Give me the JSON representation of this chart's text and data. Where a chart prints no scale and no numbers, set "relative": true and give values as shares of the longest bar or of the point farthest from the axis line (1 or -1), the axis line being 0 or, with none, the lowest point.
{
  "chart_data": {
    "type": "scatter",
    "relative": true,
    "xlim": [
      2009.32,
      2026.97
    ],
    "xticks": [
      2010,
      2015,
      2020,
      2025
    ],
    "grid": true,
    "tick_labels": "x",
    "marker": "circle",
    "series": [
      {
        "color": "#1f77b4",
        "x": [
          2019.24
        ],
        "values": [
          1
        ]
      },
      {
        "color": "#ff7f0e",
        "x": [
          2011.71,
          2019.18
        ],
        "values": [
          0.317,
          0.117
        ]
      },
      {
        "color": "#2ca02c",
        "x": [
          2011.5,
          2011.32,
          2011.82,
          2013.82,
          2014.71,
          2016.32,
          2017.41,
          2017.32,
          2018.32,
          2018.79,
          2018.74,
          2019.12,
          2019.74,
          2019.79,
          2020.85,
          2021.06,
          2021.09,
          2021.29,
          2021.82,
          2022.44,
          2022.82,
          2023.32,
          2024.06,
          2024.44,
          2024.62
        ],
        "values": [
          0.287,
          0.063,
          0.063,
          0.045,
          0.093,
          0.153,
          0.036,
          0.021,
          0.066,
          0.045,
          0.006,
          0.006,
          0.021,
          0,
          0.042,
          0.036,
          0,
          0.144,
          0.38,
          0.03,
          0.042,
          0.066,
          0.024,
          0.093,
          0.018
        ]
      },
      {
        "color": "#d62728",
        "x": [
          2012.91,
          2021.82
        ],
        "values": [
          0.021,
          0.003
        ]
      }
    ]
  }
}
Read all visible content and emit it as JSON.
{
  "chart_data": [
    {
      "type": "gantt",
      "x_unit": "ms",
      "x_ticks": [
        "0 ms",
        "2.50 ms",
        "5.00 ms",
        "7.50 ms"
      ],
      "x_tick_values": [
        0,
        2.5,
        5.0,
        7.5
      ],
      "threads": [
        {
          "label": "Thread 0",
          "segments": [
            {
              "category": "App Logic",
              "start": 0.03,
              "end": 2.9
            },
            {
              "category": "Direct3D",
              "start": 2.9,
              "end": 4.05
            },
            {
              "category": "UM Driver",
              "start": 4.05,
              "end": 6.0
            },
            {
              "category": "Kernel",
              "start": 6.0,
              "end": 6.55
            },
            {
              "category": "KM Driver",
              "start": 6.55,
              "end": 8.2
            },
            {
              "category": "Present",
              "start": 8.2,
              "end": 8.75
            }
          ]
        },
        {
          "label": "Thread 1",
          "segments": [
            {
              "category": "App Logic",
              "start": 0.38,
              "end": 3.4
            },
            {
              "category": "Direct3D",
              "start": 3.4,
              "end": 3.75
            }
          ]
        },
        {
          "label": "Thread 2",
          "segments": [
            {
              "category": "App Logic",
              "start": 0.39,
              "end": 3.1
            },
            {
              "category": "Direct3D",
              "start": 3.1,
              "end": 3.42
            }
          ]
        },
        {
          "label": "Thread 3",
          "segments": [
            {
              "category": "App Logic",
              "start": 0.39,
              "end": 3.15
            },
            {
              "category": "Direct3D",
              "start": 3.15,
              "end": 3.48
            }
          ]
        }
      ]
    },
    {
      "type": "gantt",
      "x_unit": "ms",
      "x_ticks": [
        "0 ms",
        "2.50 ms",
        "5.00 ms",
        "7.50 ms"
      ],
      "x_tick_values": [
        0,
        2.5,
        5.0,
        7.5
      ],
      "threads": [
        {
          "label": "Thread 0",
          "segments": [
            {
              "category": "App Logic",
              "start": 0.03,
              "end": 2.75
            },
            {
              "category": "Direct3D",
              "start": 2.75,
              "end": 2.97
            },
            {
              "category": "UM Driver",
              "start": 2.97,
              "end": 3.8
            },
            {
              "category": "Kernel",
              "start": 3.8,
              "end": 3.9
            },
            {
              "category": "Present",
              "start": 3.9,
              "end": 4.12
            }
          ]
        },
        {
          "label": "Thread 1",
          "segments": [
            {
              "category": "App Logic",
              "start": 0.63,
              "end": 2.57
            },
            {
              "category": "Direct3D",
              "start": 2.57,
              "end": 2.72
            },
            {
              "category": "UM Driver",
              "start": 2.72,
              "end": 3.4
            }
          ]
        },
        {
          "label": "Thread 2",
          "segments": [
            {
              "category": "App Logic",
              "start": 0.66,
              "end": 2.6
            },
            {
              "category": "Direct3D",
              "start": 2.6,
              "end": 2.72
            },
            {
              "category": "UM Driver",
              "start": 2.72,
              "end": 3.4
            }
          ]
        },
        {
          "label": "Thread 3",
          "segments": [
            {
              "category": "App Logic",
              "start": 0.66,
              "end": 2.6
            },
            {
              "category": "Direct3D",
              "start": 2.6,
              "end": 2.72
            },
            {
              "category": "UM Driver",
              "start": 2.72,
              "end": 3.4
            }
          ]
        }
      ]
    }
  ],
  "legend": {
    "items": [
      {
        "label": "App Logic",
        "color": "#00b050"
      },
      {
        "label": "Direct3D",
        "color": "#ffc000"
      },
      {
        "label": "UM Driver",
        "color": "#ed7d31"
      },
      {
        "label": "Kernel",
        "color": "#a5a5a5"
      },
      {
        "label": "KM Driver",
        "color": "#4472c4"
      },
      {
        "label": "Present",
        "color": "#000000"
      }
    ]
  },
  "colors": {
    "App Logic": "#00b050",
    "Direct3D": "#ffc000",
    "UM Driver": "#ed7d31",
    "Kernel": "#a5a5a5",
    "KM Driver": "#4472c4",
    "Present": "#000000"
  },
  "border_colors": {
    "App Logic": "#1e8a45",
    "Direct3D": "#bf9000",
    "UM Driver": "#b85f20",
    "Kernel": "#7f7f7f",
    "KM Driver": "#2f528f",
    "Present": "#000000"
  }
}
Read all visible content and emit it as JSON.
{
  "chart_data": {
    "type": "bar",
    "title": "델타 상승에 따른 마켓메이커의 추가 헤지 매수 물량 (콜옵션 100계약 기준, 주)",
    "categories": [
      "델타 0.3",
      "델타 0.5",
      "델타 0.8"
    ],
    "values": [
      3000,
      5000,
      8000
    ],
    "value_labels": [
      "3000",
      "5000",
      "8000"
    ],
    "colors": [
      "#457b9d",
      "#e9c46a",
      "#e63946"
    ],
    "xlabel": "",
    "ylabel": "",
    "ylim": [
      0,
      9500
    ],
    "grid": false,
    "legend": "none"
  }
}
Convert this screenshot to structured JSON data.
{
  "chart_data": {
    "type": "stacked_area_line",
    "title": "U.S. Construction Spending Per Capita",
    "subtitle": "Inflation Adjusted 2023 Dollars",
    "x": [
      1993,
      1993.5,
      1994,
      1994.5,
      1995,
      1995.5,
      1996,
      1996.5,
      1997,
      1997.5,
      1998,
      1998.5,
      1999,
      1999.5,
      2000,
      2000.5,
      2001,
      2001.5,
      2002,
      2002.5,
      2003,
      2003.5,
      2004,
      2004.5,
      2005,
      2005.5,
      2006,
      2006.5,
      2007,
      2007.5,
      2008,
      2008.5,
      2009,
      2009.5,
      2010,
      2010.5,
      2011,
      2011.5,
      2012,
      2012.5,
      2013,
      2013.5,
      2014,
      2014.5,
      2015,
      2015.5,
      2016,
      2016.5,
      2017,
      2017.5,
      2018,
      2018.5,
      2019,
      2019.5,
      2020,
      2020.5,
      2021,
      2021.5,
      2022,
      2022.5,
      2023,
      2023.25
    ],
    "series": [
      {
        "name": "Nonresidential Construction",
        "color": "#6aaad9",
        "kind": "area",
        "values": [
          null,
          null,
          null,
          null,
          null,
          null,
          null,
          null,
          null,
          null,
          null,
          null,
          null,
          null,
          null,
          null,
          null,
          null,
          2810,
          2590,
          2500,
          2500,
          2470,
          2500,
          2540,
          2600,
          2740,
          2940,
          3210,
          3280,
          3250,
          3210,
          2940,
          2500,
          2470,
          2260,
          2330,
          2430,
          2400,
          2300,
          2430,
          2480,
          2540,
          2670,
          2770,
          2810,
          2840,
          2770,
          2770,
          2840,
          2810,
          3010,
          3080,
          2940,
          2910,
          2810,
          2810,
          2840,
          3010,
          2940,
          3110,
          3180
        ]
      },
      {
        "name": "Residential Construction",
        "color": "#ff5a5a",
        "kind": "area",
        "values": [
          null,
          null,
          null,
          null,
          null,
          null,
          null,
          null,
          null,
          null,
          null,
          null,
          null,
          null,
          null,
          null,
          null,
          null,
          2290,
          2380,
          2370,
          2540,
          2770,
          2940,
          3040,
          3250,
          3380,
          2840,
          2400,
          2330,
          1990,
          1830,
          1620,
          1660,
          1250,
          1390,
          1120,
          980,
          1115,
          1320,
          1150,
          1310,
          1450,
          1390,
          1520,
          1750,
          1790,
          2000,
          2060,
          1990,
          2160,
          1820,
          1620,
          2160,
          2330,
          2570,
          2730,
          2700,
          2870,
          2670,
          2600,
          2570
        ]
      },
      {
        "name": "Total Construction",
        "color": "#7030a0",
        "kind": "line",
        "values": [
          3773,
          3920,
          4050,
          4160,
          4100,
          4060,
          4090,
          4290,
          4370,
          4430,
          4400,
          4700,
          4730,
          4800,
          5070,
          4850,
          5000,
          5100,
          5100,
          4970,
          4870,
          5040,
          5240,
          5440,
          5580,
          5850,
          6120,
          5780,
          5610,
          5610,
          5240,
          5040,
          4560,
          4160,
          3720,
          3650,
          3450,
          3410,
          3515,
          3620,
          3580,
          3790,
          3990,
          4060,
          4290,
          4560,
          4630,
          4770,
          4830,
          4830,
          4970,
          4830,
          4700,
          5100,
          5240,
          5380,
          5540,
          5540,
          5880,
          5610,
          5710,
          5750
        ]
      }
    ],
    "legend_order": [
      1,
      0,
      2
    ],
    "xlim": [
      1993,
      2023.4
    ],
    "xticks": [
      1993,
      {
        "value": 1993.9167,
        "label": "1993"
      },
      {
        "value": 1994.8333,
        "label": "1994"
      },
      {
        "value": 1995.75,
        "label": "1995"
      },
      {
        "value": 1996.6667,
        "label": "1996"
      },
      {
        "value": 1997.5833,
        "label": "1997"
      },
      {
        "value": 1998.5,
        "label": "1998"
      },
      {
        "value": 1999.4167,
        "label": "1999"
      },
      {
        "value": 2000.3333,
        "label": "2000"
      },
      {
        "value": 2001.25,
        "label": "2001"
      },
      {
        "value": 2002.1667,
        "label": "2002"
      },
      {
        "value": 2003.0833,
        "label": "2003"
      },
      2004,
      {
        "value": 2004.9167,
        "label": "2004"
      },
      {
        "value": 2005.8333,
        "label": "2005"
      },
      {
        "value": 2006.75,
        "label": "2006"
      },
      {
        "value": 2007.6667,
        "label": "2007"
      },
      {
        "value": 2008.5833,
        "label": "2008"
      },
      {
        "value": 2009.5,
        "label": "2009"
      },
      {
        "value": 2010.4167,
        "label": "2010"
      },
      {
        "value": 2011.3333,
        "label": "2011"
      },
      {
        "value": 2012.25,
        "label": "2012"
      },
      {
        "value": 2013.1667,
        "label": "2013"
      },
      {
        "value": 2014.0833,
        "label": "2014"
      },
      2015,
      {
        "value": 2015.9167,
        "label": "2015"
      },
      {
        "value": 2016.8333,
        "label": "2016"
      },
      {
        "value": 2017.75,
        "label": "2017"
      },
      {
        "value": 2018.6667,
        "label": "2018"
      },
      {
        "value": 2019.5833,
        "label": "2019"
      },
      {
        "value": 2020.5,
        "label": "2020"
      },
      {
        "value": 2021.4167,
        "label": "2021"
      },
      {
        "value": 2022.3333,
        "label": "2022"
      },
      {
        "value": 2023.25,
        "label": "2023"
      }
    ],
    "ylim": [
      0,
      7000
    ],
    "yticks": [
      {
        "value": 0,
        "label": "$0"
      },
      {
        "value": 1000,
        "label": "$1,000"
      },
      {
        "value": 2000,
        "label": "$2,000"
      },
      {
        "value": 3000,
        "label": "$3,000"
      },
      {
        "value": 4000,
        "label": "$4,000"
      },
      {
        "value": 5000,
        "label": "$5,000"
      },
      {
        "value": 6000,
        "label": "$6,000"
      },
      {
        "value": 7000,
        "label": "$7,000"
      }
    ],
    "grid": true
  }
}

(GOAL) Count every line in the data that contains the word "relative", then give that count and nothing else.

(SOLUTION TO THIS TASK) 2